### Records supplied ###

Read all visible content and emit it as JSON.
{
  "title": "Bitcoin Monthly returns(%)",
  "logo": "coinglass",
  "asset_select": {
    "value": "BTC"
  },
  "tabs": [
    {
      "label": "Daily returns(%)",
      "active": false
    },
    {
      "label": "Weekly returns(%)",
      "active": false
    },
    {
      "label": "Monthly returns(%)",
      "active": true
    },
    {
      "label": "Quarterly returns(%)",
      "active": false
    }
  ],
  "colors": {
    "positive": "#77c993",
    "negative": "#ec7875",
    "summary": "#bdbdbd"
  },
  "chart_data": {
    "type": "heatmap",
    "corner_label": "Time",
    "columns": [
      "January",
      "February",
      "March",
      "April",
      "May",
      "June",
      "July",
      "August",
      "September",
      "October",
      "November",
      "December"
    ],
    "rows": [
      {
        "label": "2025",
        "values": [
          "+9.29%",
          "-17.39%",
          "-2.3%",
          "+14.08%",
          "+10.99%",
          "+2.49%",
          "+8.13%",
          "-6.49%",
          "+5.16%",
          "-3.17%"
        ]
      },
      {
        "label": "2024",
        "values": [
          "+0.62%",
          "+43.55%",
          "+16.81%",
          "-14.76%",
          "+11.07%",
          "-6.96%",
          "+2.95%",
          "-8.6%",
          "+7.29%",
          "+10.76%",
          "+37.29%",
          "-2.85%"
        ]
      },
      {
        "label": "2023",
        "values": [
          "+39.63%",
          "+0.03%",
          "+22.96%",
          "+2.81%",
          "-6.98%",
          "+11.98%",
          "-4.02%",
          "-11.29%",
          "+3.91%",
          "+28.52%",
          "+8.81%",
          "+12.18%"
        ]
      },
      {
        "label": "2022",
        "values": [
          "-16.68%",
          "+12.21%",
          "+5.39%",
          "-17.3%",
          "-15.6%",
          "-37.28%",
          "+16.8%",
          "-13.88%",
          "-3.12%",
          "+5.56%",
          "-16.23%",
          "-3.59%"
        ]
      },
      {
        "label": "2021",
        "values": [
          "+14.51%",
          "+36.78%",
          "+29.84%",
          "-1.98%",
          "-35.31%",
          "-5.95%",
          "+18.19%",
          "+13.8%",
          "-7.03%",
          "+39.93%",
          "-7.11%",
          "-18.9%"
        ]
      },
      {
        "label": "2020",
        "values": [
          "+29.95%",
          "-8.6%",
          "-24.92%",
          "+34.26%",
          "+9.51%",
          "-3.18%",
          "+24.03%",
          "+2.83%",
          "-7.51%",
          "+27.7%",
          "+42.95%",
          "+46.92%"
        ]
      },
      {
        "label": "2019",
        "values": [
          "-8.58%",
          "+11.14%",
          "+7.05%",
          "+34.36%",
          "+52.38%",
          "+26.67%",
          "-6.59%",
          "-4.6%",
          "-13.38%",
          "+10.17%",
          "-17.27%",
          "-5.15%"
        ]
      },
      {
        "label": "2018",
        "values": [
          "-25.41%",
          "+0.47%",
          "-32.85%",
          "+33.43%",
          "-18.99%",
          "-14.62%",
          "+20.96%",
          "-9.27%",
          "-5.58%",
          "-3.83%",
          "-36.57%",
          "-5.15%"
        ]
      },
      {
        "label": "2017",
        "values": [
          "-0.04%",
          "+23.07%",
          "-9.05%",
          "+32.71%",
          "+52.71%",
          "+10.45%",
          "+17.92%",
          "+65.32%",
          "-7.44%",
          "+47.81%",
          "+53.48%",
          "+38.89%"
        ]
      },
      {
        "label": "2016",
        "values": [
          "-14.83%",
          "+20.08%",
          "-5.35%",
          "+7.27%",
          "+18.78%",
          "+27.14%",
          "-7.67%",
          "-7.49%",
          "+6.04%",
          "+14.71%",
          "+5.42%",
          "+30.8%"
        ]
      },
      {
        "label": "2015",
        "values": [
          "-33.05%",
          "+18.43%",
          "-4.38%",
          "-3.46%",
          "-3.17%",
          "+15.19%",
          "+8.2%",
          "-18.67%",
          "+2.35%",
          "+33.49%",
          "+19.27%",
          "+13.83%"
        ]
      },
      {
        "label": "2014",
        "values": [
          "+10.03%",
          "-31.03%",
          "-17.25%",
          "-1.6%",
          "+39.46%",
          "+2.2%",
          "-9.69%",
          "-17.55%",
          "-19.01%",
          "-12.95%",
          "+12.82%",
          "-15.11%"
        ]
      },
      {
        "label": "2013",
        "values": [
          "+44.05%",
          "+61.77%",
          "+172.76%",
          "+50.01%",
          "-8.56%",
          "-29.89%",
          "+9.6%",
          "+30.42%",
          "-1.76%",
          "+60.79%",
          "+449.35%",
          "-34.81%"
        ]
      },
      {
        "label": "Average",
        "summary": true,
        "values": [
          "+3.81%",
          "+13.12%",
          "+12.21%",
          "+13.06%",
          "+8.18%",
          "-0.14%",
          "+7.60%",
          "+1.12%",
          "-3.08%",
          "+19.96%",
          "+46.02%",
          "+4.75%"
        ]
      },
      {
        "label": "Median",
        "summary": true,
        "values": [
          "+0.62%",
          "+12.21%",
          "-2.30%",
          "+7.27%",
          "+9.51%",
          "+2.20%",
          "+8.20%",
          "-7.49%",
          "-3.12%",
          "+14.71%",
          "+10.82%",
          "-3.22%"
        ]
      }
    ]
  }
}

###

• **Task statement**
Extract every line above exactly as it stands.

• **Written solution**
Read all visible content and emit it as JSON.
{
  "title": "Bitcoin Monthly returns(%)",
  "logo": "coinglass",
  "asset_select": {
    "value": "BTC"
  },
  "tabs": [
    {
      "label": "Daily returns(%)",
      "active": false
    },
    {
      "label": "Weekly returns(%)",
      "active": false
    },
    {
      "label": "Monthly returns(%)",
      "active": true
    },
    {
      "label": "Quarterly returns(%)",
      "active": false
    }
  ],
  "colors": {
    "positive": "#77c993",
    "negative": "#ec7875",
    "summary": "#bdbdbd"
  },
  "chart_data": {
    "type": "heatmap",
    "corner_label": "Time",
    "columns": [
      "January",
      "February",
      "March",
      "April",
      "May",
      "June",
      "July",
      "August",
      "September",
      "October",
      "November",
      "December"
    ],
    "rows": [
      {
        "label": "2025",
        "values": [
          "+9.29%",
          "-17.39%",
          "-2.3%",
          "+14.08%",
          "+10.99%",
          "+2.49%",
          "+8.13%",
          "-6.49%",
          "+5.16%",
          "-3.17%"
        ]
      },
      {
        "label": "2024",
        "values": [
          "+0.62%",
          "+43.55%",
          "+16.81%",
          "-14.76%",
          "+11.07%",
          "-6.96%",
          "+2.95%",
          "-8.6%",
          "+7.29%",
          "+10.76%",
          "+37.29%",
          "-2.85%"
        ]
      },
      {
        "label": "2023",
        "values": [
          "+39.63%",
          "+0.03%",
          "+22.96%",
          "+2.81%",
          "-6.98%",
          "+11.98%",
          "-4.02%",
          "-11.29%",
          "+3.91%",
          "+28.52%",
          "+8.81%",
          "+12.18%"
        ]
      },
      {
        "label": "2022",
        "values": [
          "-16.68%",
          "+12.21%",
          "+5.39%",
          "-17.3%",
          "-15.6%",
          "-37.28%",
          "+16.8%",
          "-13.88%",
          "-3.12%",
          "+5.56%",
          "-16.23%",
          "-3.59%"
        ]
      },
      {
        "label": "2021",
        "values": [
          "+14.51%",
          "+36.78%",
          "+29.84%",
          "-1.98%",
          "-35.31%",
          "-5.95%",
          "+18.19%",
          "+13.8%",
          "-7.03%",
          "+39.93%",
          "-7.11%",
          "-18.9%"
        ]
      },
      {
        "label": "2020",
        "values": [
          "+29.95%",
          "-8.6%",
          "-24.92%",
          "+34.26%",
          "+9.51%",
          "-3.18%",
          "+24.03%",
          "+2.83%",
          "-7.51%",
          "+27.7%",
          "+42.95%",
          "+46.92%"
        ]
      },
      {
        "label": "2019",
        "values": [
          "-8.58%",
          "+11.14%",
          "+7.05%",
          "+34.36%",
          "+52.38%",
          "+26.67%",
          "-6.59%",
          "-4.6%",
          "-13.38%",
          "+10.17%",
          "-17.27%",
          "-5.15%"
        ]
      },
      {
        "label": "2018",
        "values": [
          "-25.41%",
          "+0.47%",
          "-32.85%",
          "+33.43%",
          "-18.99%",
          "-14.62%",
          "+20.96%",
          "-9.27%",
          "-5.58%",
          "-3.83%",
          "-36.57%",
          "-5.15%"
        ]
      },
      {
        "label": "2017",
        "values": [
          "-0.04%",
          "+23.07%",
          "-9.05%",
          "+32.71%",
          "+52.71%",
          "+10.45%",
          "+17.92%",
          "+65.32%",
          "-7.44%",
          "+47.81%",
          "+53.48%",
          "+38.89%"
        ]
      },
      {
        "label": "2016",
        "values": [
          "-14.83%",
          "+20.08%",
          "-5.35%",
          "+7.27%",
          "+18.78%",
          "+27.14%",
          "-7.67%",
          "-7.49%",
          "+6.04%",
          "+14.71%",
          "+5.42%",
          "+30.8%"
        ]
      },
      {
        "label": "2015",
        "values": [
          "-33.05%",
          "+18.43%",
          "-4.38%",
          "-3.46%",
          "-3.17%",
          "+15.19%",
          "+8.2%",
          "-18.67%",
          "+2.35%",
          "+33.49%",
          "+19.27%",
          "+13.83%"
        ]
      },
      {
        "label": "2014",
        "values": [
          "+10.03%",
          "-31.03%",
          "-17.25%",
          "-1.6%",
          "+39.46%",
          "+2.2%",
          "-9.69%",
          "-17.55%",
          "-19.01%",
          "-12.95%",
          "+12.82%",
          "-15.11%"
        ]
      },
      {
        "label": "2013",
        "values": [
          "+44.05%",
          "+61.77%",
          "+172.76%",
          "+50.01%",
          "-8.56%",
          "-29.89%",
          "+9.6%",
          "+30.42%",
          "-1.76%",
          "+60.79%",
          "+449.35%",
          "-34.81%"
        ]
      },
      {
        "label": "Average",
        "summary": true,
        "values": [
          "+3.81%",
          "+13.12%",
          "+12.21%",
          "+13.06%",
          "+8.18%",
          "-0.14%",
          "+7.60%",
          "+1.12%",
          "-3.08%",
          "+19.96%",
          "+46.02%",
          "+4.75%"
        ]
      },
      {
        "label": "Median",
        "summary": true,
        "values": [
          "+0.62%",
          "+12.21%",
          "-2.30%",
          "+7.27%",
          "+9.51%",
          "+2.20%",
          "+8.20%",
          "-7.49%",
          "-3.12%",
          "+14.71%",
          "+10.82%",
          "-3.22%"
        ]
      }
    ]
  }
}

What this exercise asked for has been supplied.